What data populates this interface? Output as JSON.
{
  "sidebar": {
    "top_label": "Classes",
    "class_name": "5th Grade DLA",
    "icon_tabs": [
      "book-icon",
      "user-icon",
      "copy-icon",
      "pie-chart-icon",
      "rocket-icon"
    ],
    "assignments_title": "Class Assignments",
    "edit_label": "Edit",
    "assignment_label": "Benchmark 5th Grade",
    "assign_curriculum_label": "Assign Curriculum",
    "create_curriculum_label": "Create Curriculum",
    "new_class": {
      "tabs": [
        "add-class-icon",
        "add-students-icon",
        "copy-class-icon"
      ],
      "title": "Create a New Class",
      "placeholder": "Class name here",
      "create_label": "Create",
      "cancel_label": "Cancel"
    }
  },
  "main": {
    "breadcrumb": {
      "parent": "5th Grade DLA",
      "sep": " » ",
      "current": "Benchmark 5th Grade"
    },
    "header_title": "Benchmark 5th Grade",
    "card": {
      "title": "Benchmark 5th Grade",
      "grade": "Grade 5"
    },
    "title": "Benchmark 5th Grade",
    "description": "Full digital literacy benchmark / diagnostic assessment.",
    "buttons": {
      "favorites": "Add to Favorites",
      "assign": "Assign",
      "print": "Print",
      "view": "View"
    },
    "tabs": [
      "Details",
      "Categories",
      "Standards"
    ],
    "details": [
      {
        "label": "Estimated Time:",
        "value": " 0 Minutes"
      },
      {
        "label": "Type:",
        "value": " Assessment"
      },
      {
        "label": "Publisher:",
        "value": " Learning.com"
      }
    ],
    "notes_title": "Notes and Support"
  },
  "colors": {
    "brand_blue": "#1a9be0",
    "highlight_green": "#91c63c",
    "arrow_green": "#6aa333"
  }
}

_ _ _ _ _ _ _

→ DIRECTION
Recopy the whole listing exactly.

→ FINAL RESULT
What data populates this interface? Output as JSON.
{
  "sidebar": {
    "top_label": "Classes",
    "class_name": "5th Grade DLA",
    "icon_tabs": [
      "book-icon",
      "user-icon",
      "copy-icon",
      "pie-chart-icon",
      "rocket-icon"
    ],
    "assignments_title": "Class Assignments",
    "edit_label": "Edit",
    "assignment_label": "Benchmark 5th Grade",
    "assign_curriculum_label": "Assign Curriculum",
    "create_curriculum_label": "Create Curriculum",
    "new_class": {
      "tabs": [
        "add-class-icon",
        "add-students-icon",
        "copy-class-icon"
      ],
      "title": "Create a New Class",
      "placeholder": "Class name here",
      "create_label": "Create",
      "cancel_label": "Cancel"
    }
  },
  "main": {
    "breadcrumb": {
      "parent": "5th Grade DLA",
      "sep": " » ",
      "current": "Benchmark 5th Grade"
    },
    "header_title": "Benchmark 5th Grade",
    "card": {
      "title": "Benchmark 5th Grade",
      "grade": "Grade 5"
    },
    "title": "Benchmark 5th Grade",
    "description": "Full digital literacy benchmark / diagnostic assessment.",
    "buttons": {
      "favorites": "Add to Favorites",
      "assign": "Assign",
      "print": "Print",
      "view": "View"
    },
    "tabs": [
      "Details",
      "Categories",
      "Standards"
    ],
    "details": [
      {
        "label": "Estimated Time:",
        "value": " 0 Minutes"
      },
      {
        "label": "Type:",
        "value": " Assessment"
      },
      {
        "label": "Publisher:",
        "value": " Learning.com"
      }
    ],
    "notes_title": "Notes and Support"
  },
  "colors": {
    "brand_blue": "#1a9be0",
    "highlight_green": "#91c63c",
    "arrow_green": "#6aa333"
  }
}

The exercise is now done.